- **Material supplied**:
## Begin
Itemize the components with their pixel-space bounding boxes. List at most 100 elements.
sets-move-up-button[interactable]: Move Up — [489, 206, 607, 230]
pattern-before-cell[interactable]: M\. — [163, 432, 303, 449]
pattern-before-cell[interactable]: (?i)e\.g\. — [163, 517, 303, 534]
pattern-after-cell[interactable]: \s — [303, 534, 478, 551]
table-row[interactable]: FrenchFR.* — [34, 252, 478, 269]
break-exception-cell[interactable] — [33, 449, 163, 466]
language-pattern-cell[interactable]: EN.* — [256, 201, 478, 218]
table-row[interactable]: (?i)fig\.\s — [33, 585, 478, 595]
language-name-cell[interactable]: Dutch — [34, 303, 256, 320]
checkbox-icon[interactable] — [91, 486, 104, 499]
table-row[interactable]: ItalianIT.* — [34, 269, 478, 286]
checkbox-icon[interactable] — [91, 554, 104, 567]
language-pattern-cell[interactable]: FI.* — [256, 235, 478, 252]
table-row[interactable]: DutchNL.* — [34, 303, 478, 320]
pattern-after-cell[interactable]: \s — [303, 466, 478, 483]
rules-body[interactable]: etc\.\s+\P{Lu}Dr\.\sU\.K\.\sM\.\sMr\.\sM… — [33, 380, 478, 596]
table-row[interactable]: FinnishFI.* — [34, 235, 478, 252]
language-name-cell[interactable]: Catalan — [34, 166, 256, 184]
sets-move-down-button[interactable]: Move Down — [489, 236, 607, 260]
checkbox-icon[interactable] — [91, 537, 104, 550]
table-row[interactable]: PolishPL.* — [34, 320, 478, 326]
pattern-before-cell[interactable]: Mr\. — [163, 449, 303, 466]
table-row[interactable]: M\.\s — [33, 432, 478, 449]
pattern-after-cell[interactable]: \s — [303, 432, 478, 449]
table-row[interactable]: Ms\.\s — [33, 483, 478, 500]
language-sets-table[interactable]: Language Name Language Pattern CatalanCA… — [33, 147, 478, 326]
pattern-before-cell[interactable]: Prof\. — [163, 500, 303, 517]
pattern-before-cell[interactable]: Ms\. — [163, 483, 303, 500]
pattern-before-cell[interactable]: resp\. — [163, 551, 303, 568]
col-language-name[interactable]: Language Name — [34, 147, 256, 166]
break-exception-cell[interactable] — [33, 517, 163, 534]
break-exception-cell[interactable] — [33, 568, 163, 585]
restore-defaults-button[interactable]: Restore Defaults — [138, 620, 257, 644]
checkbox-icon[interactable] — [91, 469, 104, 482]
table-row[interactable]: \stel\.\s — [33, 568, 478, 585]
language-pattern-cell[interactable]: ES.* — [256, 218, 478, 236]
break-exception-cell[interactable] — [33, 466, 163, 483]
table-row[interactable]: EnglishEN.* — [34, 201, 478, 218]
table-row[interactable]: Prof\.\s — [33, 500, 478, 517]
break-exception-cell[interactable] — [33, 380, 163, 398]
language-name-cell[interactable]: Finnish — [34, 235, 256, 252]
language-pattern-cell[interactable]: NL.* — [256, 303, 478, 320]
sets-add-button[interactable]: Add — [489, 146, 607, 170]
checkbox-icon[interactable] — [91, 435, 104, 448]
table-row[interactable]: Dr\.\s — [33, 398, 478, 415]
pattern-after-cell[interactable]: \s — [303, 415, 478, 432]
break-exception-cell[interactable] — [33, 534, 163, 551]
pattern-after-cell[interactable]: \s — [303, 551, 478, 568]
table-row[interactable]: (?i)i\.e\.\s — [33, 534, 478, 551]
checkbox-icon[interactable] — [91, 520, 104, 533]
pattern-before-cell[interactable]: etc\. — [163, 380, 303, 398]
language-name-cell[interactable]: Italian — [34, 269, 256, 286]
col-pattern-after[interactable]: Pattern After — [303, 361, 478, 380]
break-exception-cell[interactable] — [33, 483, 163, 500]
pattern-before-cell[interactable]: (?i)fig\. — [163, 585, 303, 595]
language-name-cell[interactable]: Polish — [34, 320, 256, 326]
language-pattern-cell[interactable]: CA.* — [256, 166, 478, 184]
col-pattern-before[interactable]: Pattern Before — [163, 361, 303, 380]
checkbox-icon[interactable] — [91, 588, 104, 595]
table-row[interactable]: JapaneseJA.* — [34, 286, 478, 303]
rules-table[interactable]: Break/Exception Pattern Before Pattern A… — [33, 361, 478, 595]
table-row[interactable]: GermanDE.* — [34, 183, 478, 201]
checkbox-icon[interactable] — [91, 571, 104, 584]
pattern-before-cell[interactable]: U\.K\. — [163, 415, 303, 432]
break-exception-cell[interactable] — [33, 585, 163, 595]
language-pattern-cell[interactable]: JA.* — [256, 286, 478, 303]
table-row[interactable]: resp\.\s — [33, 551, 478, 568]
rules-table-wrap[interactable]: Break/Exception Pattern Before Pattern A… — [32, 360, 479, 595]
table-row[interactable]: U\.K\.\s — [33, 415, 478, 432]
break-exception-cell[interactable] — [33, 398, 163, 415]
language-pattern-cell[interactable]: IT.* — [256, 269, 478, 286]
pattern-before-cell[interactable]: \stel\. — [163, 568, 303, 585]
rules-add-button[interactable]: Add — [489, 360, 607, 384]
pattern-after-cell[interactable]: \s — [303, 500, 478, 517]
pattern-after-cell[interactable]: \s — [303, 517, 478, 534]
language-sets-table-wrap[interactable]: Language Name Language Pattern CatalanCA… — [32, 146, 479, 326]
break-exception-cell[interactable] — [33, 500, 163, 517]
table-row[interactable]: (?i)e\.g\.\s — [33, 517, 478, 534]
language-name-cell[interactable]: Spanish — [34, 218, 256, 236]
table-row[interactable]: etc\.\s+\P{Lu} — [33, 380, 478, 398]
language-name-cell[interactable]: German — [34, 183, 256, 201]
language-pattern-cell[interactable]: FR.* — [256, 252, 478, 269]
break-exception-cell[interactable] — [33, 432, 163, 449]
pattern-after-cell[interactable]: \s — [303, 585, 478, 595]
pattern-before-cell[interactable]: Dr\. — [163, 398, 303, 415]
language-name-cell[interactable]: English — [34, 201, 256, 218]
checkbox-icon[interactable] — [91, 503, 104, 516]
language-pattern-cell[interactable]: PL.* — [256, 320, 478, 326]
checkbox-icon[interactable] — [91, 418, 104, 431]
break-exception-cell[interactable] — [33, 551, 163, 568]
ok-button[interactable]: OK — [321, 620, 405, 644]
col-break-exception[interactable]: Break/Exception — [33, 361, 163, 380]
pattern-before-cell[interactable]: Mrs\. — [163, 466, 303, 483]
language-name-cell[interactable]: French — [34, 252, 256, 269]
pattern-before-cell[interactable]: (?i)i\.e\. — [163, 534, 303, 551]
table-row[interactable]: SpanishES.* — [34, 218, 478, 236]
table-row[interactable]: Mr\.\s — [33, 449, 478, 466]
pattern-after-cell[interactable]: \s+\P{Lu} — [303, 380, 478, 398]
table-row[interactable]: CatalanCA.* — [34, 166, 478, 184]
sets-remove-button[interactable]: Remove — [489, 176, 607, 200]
## End
- **Task brief**:
Format these records as a JSON list of strings, one string per line and no blank lines.

- **Final result**:
[
  "Itemize the components with their pixel-space bounding boxes. List at most 100 elements.",
  "sets-move-up-button[interactable]: Move Up — [489, 206, 607, 230]",
  "pattern-before-cell[interactable]: M\\. — [163, 432, 303, 449]",
  "pattern-before-cell[interactable]: (?i)e\\.g\\. — [163, 517, 303, 534]",
  "pattern-after-cell[interactable]: \\s — [303, 534, 478, 551]",
  "table-row[interactable]: FrenchFR.* — [34, 252, 478, 269]",
  "break-exception-cell[interactable] — [33, 449, 163, 466]",
  "language-pattern-cell[interactable]: EN.* — [256, 201, 478, 218]",
  "table-row[interactable]: (?i)fig\\.\\s — [33, 585, 478, 595]",
  "language-name-cell[interactable]: Dutch — [34, 303, 256, 320]",
  "checkbox-icon[interactable] — [91, 486, 104, 499]",
  "table-row[interactable]: ItalianIT.* — [34, 269, 478, 286]",
  "checkbox-icon[interactable] — [91, 554, 104, 567]",
  "language-pattern-cell[interactable]: FI.* — [256, 235, 478, 252]",
  "table-row[interactable]: DutchNL.* — [34, 303, 478, 320]",
  "pattern-after-cell[interactable]: \\s — [303, 466, 478, 483]",
  "rules-body[interactable]: etc\\.\\s+\\P{Lu}Dr\\.\\sU\\.K\\.\\sM\\.\\sMr\\.\\sM… — [33, 380, 478, 596]",
  "table-row[interactable]: FinnishFI.* — [34, 235, 478, 252]",
  "language-name-cell[interactable]: Catalan — [34, 166, 256, 184]",
  "sets-move-down-button[interactable]: Move Down — [489, 236, 607, 260]",
  "checkbox-icon[interactable] — [91, 537, 104, 550]",
  "table-row[interactable]: PolishPL.* — [34, 320, 478, 326]",
  "pattern-before-cell[interactable]: Mr\\. — [163, 449, 303, 466]",
  "table-row[interactable]: M\\.\\s — [33, 432, 478, 449]",
  "pattern-after-cell[interactable]: \\s — [303, 432, 478, 449]",
  "table-row[interactable]: Ms\\.\\s — [33, 483, 478, 500]",
  "language-sets-table[interactable]: Language Name Language Pattern CatalanCA… — [33, 147, 478, 326]",
  "pattern-before-cell[interactable]: Prof\\. — [163, 500, 303, 517]",
  "pattern-before-cell[interactable]: Ms\\. — [163, 483, 303, 500]",
  "pattern-before-cell[interactable]: resp\\. — [163, 551, 303, 568]",
  "col-language-name[interactable]: Language Name — [34, 147, 256, 166]",
  "break-exception-cell[interactable] — [33, 517, 163, 534]",
  "break-exception-cell[interactable] — [33, 568, 163, 585]",
  "restore-defaults-button[interactable]: Restore Defaults — [138, 620, 257, 644]",
  "checkbox-icon[interactable] — [91, 469, 104, 482]",
  "table-row[interactable]: \\stel\\.\\s — [33, 568, 478, 585]",
  "language-pattern-cell[interactable]: ES.* — [256, 218, 478, 236]",
  "break-exception-cell[interactable] — [33, 466, 163, 483]",
  "table-row[interactable]: EnglishEN.* — [34, 201, 478, 218]",
  "table-row[interactable]: Prof\\.\\s — [33, 500, 478, 517]",
  "break-exception-cell[interactable] — [33, 380, 163, 398]",
  "language-name-cell[interactable]: Finnish — [34, 235, 256, 252]",
  "language-pattern-cell[interactable]: NL.* — [256, 303, 478, 320]",
  "sets-add-button[interactable]: Add — [489, 146, 607, 170]",
  "checkbox-icon[interactable] — [91, 435, 104, 448]",
  "table-row[interactable]: Dr\\.\\s — [33, 398, 478, 415]",
  "pattern-after-cell[interactable]: \\s — [303, 415, 478, 432]",
  "break-exception-cell[interactable] — [33, 534, 163, 551]",
  "pattern-after-cell[interactable]: \\s — [303, 551, 478, 568]",
  "table-row[interactable]: (?i)i\\.e\\.\\s — [33, 534, 478, 551]",
  "checkbox-icon[interactable] — [91, 520, 104, 533]",
  "pattern-before-cell[interactable]: etc\\. — [163, 380, 303, 398]",
  "language-name-cell[interactable]: Italian — [34, 269, 256, 286]",
  "col-pattern-after[interactable]: Pattern After — [303, 361, 478, 380]",
  "break-exception-cell[interactable] — [33, 483, 163, 500]",
  "pattern-before-cell[interactable]: (?i)fig\\. — [163, 585, 303, 595]",
  "language-name-cell[interactable]: Polish — [34, 320, 256, 326]",
  "language-pattern-cell[interactable]: CA.* — [256, 166, 478, 184]",
  "col-pattern-before[interactable]: Pattern Before — [163, 361, 303, 380]",
  "checkbox-icon[interactable] — [91, 588, 104, 595]",
  "table-row[interactable]: JapaneseJA.* — [34, 286, 478, 303]",
  "rules-table[interactable]: Break/Exception Pattern Before Pattern A… — [33, 361, 478, 595]",
  "table-row[interactable]: GermanDE.* — [34, 183, 478, 201]",
  "checkbox-icon[interactable] — [91, 571, 104, 584]",
  "pattern-before-cell[interactable]: U\\.K\\. — [163, 415, 303, 432]",
  "break-exception-cell[interactable] — [33, 585, 163, 595]",
  "language-pattern-cell[interactable]: JA.* — [256, 286, 478, 303]",
  "table-row[interactable]: resp\\.\\s — [33, 551, 478, 568]",
  "rules-table-wrap[interactable]: Break/Exception Pattern Before Pattern A… — [32, 360, 479, 595]",
  "table-row[interactable]: U\\.K\\.\\s — [33, 415, 478, 432]",
  "break-exception-cell[interactable] — [33, 398, 163, 415]",
  "language-pattern-cell[interactable]: IT.* — [256, 269, 478, 286]",
  "pattern-before-cell[interactable]: \\stel\\. — [163, 568, 303, 585]",
  "rules-add-button[interactable]: Add — [489, 360, 607, 384]",
  "pattern-after-cell[interactable]: \\s — [303, 500, 478, 517]",
  "pattern-after-cell[interactable]: \\s — [303, 517, 478, 534]",
  "language-sets-table-wrap[interactable]: Language Name Language Pattern CatalanCA… — [32, 146, 479, 326]",
  "break-exception-cell[interactable] — [33, 500, 163, 517]",
  "table-row[interactable]: (?i)e\\.g\\.\\s — [33, 517, 478, 534]",
  "language-name-cell[interactable]: Spanish — [34, 218, 256, 236]",
  "table-row[interactable]: etc\\.\\s+\\P{Lu} — [33, 380, 478, 398]",
  "language-name-cell[interactable]: German — [34, 183, 256, 201]",
  "language-pattern-cell[interactable]: FR.* — [256, 252, 478, 269]",
  "break-exception-cell[interactable] — [33, 432, 163, 449]",
  "pattern-after-cell[interactable]: \\s — [303, 585, 478, 595]",
  "pattern-before-cell[interactable]: Dr\\. — [163, 398, 303, 415]",
  "language-name-cell[interactable]: English — [34, 201, 256, 218]",
  "checkbox-icon[interactable] — [91, 503, 104, 516]",
  "language-pattern-cell[interactable]: PL.* — [256, 320, 478, 326]",
  "checkbox-icon[interactable] — [91, 418, 104, 431]",
  "break-exception-cell[interactable] — [33, 551, 163, 568]",
  "ok-button[interactable]: OK — [321, 620, 405, 644]",
  "col-break-exception[interactable]: Break/Exception — [33, 361, 163, 380]",
  "pattern-before-cell[interactable]: Mrs\\. — [163, 466, 303, 483]",
  "language-name-cell[interactable]: French — [34, 252, 256, 269]",
  "pattern-before-cell[interactable]: (?i)i\\.e\\. — [163, 534, 303, 551]",
  "table-row[interactable]: SpanishES.* — [34, 218, 478, 236]",
  "table-row[interactable]: Mr\\.\\s — [33, 449, 478, 466]",
  "pattern-after-cell[interactable]: \\s+\\P{Lu} — [303, 380, 478, 398]",
  "table-row[interactable]: CatalanCA.* — [34, 166, 478, 184]",
  "sets-remove-button[interactable]: Remove — [489, 176, 607, 200]"
]